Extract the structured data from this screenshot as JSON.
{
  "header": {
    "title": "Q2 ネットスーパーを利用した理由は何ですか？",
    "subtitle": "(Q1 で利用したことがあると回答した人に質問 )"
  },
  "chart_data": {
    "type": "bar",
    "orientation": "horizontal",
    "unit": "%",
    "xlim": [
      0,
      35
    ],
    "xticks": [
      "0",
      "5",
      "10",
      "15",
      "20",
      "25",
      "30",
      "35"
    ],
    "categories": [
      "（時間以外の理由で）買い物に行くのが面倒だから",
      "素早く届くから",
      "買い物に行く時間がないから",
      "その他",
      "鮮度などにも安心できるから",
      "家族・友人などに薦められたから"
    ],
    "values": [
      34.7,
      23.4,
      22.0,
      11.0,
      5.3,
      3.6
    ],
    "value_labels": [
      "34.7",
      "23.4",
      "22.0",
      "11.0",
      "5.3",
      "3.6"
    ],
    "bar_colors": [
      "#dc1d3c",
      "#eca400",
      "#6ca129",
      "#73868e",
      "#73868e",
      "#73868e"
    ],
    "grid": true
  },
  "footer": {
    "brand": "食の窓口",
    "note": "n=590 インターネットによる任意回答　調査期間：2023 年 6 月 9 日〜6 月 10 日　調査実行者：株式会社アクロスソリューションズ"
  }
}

===

§ Directive
Extract the whole listing, character for character.

§ Correct answer
Extract the structured data from this screenshot as JSON.
{
  "header": {
    "title": "Q2 ネットスーパーを利用した理由は何ですか？",
    "subtitle": "(Q1 で利用したことがあると回答した人に質問 )"
  },
  "chart_data": {
    "type": "bar",
    "orientation": "horizontal",
    "unit": "%",
    "xlim": [
      0,
      35
    ],
    "xticks": [
      "0",
      "5",
      "10",
      "15",
      "20",
      "25",
      "30",
      "35"
    ],
    "categories": [
      "（時間以外の理由で）買い物に行くのが面倒だから",
      "素早く届くから",
      "買い物に行く時間がないから",
      "その他",
      "鮮度などにも安心できるから",
      "家族・友人などに薦められたから"
    ],
    "values": [
      34.7,
      23.4,
      22.0,
      11.0,
      5.3,
      3.6
    ],
    "value_labels": [
      "34.7",
      "23.4",
      "22.0",
      "11.0",
      "5.3",
      "3.6"
    ],
    "bar_colors": [
      "#dc1d3c",
      "#eca400",
      "#6ca129",
      "#73868e",
      "#73868e",
      "#73868e"
    ],
    "grid": true
  },
  "footer": {
    "brand": "食の窓口",
    "note": "n=590 インターネットによる任意回答　調査期間：2023 年 6 月 9 日〜6 月 10 日　調査実行者：株式会社アクロスソリューションズ"
  }
}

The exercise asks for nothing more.